**YOUR OBJECTIVE:** Among the entries, which lines carry the string "plays"? Copy each of them.
[begin DATASET ENTRIES]
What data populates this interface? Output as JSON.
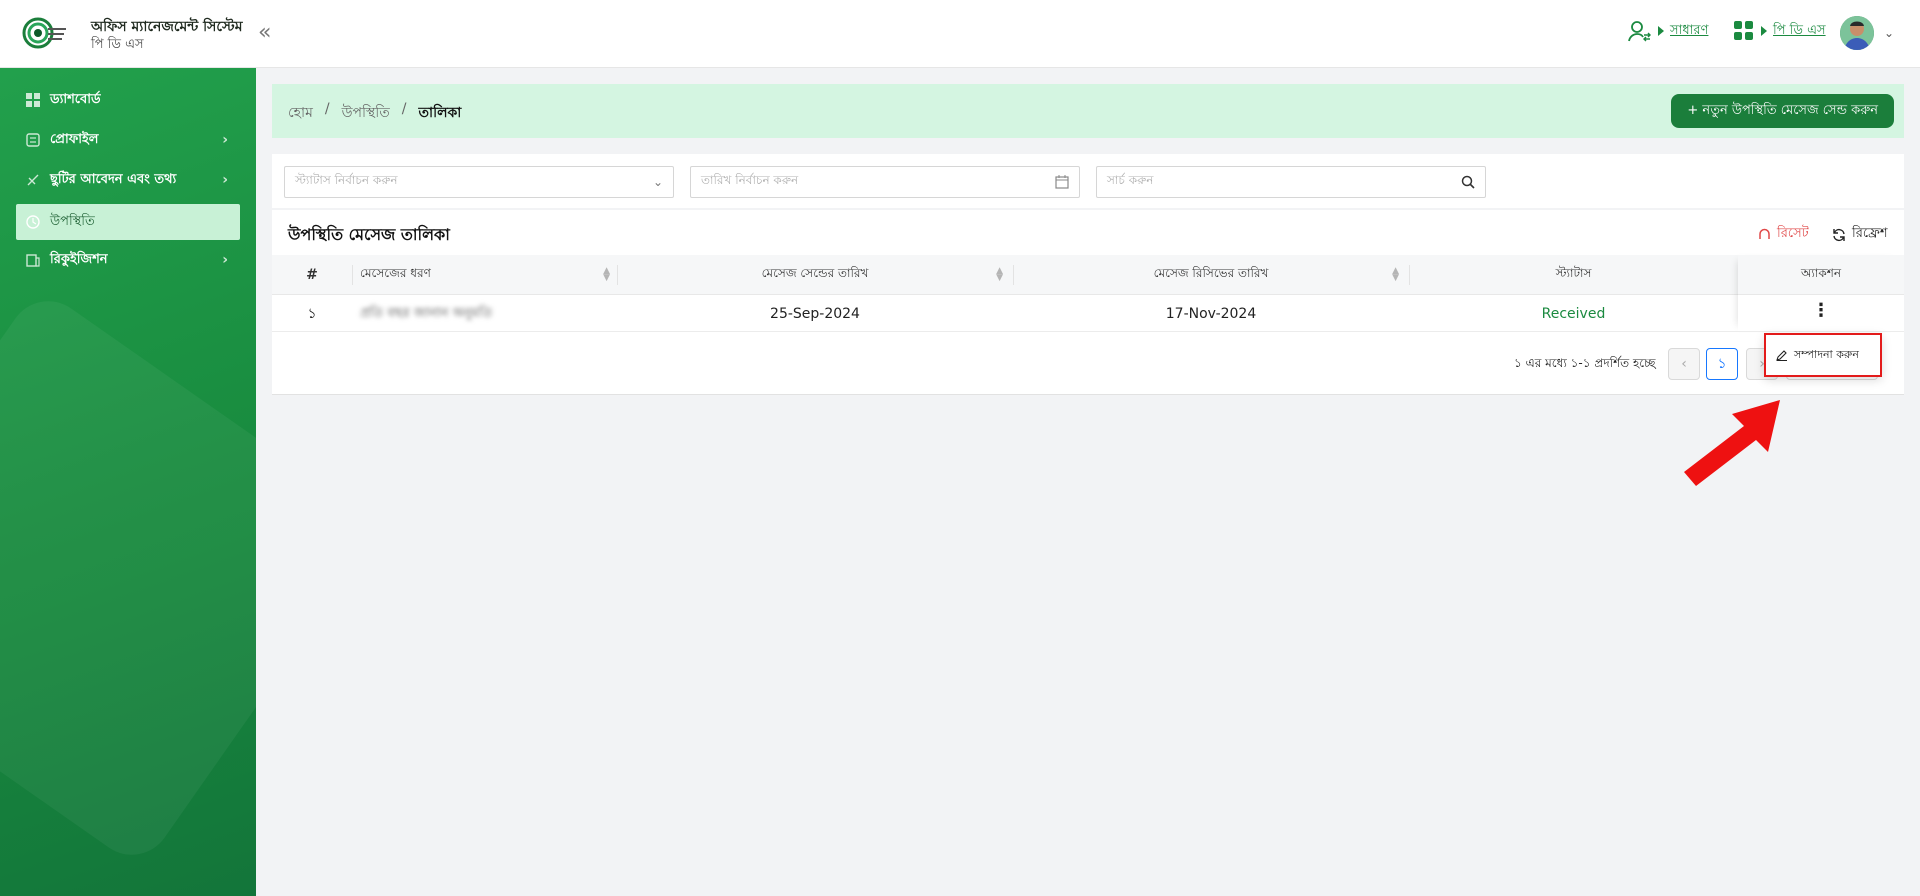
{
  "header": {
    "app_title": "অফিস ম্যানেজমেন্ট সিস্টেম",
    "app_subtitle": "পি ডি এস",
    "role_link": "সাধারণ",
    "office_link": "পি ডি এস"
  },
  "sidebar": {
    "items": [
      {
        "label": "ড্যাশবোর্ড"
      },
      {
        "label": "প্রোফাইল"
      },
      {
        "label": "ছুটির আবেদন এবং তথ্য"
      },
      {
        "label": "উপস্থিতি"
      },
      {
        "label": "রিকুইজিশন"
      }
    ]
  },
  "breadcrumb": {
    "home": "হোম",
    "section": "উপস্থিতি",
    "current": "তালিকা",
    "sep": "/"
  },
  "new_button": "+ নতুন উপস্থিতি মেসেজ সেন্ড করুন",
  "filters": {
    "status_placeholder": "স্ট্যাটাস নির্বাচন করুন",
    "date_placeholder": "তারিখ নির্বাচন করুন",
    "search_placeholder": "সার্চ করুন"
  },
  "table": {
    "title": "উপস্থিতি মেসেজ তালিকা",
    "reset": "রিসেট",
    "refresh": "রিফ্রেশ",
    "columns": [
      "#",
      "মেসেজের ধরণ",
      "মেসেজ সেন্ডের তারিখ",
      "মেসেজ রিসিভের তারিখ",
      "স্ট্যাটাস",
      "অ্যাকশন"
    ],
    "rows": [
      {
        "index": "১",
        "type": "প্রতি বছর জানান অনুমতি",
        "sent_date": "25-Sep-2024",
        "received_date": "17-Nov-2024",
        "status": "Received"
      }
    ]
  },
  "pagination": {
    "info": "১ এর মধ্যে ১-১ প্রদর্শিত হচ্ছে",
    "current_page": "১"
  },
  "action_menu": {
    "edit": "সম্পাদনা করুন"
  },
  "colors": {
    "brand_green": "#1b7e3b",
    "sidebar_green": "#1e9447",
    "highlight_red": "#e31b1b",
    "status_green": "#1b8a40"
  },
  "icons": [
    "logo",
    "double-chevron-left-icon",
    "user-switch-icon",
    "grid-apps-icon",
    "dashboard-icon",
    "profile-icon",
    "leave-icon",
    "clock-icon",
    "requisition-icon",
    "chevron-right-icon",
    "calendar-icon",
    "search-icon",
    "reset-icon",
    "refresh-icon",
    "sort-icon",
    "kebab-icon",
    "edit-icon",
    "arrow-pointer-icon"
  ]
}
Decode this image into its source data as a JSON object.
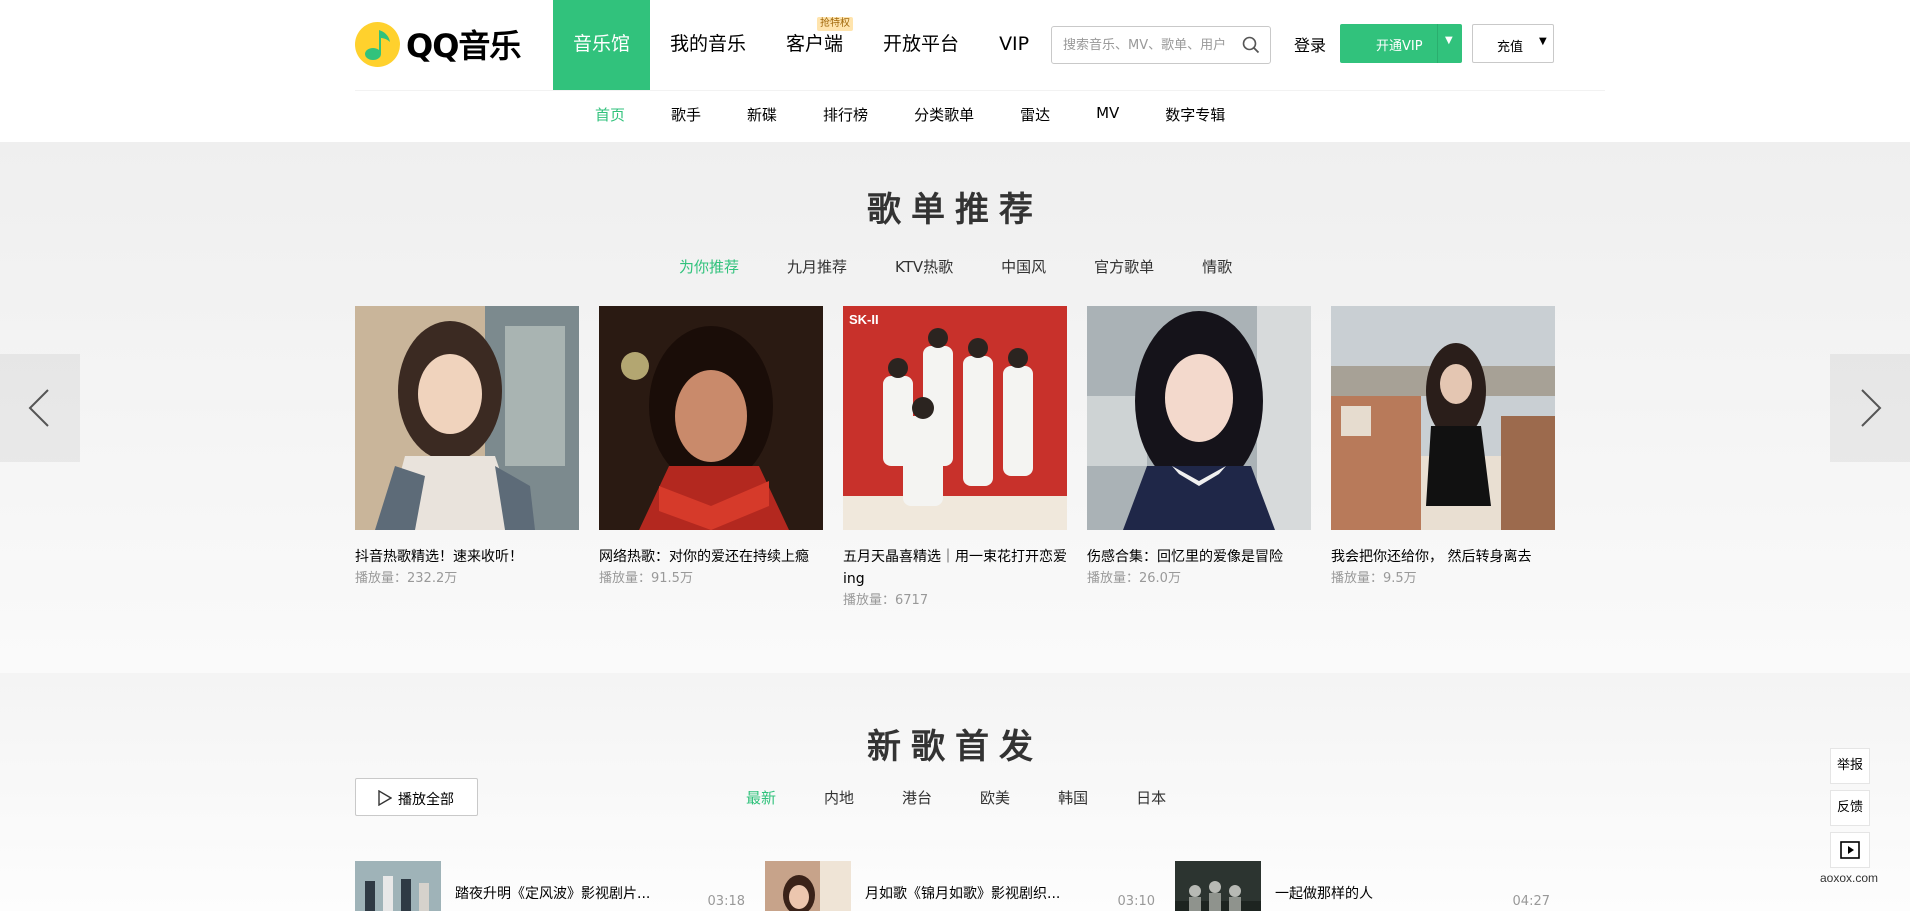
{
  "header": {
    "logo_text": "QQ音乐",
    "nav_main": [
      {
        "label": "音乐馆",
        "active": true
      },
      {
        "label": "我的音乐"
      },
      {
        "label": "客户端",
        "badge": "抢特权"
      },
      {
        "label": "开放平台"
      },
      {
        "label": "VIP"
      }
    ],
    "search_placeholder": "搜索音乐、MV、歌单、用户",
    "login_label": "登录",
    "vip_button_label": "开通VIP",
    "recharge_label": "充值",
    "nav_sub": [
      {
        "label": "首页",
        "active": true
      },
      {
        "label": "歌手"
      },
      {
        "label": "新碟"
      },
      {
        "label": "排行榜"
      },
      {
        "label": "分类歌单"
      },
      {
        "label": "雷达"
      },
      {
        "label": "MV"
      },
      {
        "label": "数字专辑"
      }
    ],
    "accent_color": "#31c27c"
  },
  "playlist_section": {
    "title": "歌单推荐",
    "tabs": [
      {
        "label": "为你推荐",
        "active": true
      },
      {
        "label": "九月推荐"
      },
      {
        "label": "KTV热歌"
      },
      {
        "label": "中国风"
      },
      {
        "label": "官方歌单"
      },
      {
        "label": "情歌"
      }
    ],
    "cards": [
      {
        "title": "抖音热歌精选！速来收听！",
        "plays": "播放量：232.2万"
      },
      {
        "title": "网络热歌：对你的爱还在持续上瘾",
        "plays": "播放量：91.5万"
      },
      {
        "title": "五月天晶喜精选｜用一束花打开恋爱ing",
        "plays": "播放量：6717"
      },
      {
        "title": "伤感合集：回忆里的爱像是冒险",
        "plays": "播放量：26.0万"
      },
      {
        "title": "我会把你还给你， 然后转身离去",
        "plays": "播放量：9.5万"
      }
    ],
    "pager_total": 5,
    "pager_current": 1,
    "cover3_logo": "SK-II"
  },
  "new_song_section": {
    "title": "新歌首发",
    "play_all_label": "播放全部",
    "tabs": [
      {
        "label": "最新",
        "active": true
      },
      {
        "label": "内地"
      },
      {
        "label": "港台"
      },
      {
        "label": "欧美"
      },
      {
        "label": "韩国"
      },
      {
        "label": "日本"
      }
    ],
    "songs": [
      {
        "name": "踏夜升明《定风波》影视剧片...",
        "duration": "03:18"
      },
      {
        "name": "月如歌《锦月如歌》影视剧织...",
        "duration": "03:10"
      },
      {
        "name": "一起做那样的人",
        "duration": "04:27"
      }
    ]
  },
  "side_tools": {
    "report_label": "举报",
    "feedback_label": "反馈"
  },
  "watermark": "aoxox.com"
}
[end DATASET ENTRIES]
[begin DATASET ENTRIES]
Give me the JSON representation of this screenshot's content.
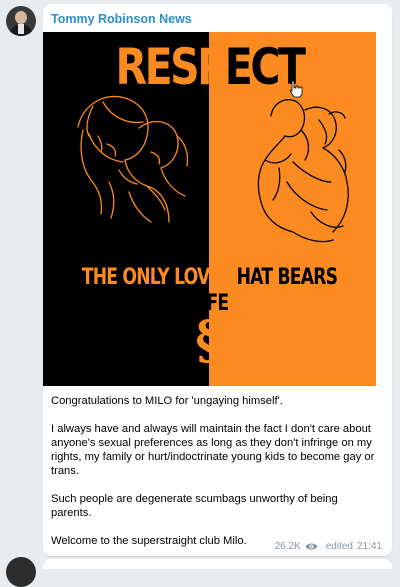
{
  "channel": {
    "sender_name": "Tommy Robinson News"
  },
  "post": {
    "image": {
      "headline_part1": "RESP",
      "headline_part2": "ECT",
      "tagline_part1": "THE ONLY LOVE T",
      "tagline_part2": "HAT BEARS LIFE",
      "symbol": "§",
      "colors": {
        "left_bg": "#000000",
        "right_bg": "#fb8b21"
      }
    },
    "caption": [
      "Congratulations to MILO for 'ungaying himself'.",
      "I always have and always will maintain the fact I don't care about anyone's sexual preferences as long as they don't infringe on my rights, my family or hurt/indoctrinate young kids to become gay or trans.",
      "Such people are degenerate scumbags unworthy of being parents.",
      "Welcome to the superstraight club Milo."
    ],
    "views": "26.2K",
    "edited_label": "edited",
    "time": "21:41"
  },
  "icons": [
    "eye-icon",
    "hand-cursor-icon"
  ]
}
[end DATASET ENTRIES]
[begin DATASET ENTRIES]
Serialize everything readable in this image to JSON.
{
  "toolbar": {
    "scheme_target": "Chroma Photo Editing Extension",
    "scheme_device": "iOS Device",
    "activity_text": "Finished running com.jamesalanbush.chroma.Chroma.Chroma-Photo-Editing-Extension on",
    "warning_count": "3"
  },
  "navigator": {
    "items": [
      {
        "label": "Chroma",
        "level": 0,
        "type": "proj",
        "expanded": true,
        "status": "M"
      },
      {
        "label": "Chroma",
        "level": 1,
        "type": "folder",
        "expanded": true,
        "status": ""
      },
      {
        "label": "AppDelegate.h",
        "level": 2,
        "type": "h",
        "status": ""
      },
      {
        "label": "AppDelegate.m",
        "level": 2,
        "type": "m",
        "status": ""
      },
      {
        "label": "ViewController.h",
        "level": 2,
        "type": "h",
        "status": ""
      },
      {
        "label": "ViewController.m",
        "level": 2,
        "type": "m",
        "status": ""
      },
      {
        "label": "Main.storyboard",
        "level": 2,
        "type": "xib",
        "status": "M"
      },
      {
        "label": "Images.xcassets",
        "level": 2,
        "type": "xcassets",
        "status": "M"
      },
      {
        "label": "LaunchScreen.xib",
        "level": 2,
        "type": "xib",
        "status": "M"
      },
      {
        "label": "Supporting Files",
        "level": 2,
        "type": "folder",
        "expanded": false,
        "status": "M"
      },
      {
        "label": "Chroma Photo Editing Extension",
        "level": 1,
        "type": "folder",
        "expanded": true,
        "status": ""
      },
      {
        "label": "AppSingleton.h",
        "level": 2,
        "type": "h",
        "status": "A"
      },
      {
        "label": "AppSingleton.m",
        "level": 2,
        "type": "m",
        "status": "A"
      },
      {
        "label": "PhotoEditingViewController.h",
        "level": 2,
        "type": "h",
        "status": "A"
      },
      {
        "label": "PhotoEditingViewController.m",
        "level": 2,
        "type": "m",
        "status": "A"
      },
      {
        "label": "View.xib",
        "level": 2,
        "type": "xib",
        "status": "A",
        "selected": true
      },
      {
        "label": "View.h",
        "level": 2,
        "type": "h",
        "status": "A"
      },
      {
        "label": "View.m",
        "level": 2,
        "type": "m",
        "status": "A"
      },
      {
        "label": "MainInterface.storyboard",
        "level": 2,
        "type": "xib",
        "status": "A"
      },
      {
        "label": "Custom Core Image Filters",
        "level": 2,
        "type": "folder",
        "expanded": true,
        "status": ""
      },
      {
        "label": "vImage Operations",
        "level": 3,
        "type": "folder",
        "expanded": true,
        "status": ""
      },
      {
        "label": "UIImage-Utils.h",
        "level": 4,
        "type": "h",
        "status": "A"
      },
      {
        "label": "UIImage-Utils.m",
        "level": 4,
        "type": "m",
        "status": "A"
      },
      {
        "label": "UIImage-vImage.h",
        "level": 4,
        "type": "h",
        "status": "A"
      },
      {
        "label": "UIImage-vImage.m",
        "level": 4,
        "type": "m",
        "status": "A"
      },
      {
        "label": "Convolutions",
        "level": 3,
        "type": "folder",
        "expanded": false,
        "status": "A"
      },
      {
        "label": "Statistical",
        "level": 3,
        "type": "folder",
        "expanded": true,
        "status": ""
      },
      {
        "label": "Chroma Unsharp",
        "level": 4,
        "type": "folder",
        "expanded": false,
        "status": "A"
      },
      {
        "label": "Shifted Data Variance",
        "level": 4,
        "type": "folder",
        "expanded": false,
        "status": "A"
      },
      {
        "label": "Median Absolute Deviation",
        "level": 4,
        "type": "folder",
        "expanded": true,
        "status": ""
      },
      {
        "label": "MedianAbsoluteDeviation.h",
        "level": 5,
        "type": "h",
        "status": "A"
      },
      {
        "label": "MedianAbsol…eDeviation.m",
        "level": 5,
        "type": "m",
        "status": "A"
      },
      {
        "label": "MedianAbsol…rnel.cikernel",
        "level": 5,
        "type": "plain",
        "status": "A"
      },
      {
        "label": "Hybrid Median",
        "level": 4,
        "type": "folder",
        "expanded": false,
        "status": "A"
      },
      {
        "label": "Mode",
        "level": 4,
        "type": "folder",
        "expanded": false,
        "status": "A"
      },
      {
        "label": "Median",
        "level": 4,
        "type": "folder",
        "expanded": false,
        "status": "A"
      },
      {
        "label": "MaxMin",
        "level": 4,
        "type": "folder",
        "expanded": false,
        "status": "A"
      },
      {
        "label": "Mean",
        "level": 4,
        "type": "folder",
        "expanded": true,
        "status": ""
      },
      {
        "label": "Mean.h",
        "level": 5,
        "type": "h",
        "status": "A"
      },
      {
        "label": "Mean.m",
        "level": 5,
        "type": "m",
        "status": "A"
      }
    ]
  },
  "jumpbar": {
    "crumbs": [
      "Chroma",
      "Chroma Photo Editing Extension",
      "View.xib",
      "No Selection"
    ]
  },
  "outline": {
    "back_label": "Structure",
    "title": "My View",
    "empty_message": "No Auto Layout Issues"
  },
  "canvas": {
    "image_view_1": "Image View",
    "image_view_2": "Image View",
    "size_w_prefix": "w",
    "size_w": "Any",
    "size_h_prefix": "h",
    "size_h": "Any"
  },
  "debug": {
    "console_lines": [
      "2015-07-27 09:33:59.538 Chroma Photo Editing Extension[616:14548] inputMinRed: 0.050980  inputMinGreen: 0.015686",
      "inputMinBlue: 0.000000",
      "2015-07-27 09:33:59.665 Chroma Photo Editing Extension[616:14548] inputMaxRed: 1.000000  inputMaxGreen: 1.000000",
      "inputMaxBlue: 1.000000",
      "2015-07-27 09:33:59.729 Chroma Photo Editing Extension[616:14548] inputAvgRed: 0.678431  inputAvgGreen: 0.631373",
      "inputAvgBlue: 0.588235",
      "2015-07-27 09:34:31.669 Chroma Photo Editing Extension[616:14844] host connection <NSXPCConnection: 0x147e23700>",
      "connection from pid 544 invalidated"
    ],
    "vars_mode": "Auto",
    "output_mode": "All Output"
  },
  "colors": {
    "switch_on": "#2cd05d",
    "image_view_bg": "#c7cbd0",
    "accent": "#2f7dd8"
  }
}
[end DATASET ENTRIES]
**EXPECTED ANSWER:**
        "plays": "播放量：232.2万"
        "plays": "播放量：91.5万"
        "plays": "播放量：6717"
        "plays": "播放量：26.0万"
        "plays": "播放量：9.5万"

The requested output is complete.